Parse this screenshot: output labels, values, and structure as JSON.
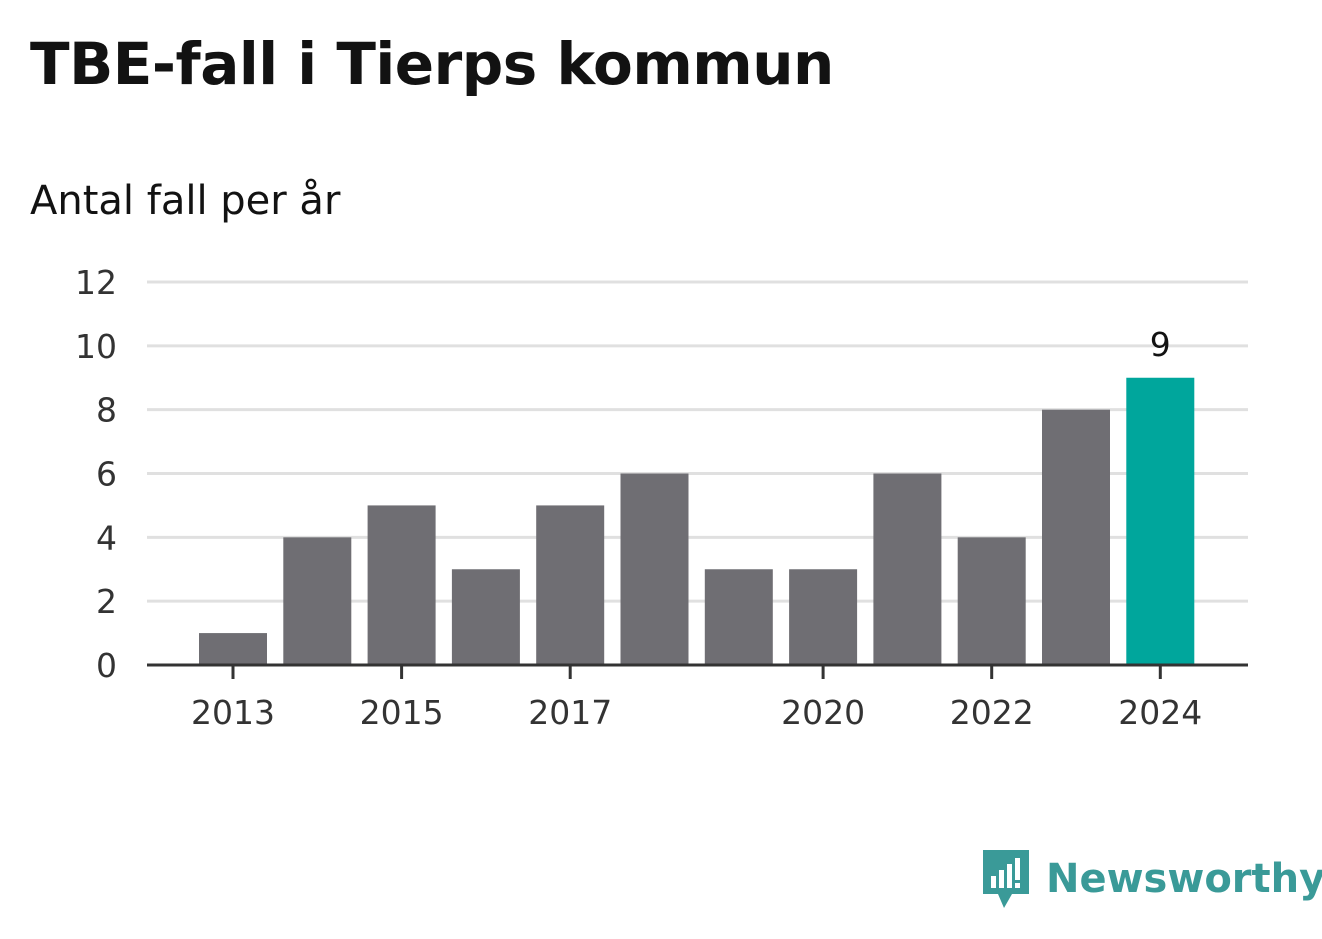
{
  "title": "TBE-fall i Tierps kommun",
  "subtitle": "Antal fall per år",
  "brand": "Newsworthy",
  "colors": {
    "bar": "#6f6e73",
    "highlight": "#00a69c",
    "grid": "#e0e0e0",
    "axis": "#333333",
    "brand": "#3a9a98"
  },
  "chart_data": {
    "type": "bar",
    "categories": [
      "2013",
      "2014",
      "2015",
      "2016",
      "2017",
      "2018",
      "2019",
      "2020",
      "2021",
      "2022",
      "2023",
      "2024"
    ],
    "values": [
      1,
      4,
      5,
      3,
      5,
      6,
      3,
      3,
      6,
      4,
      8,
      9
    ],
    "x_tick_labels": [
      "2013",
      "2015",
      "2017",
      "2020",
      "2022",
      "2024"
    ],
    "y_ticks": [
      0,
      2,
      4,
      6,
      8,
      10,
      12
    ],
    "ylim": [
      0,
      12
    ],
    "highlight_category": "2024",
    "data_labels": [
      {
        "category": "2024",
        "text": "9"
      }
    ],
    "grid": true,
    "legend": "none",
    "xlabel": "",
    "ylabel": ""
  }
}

----------

Exercise
In the lines above, locate the string "values". Copy every line where it occurs.

Completed task
Parse this screenshot: output labels, values, and structure as JSON.
    "values": [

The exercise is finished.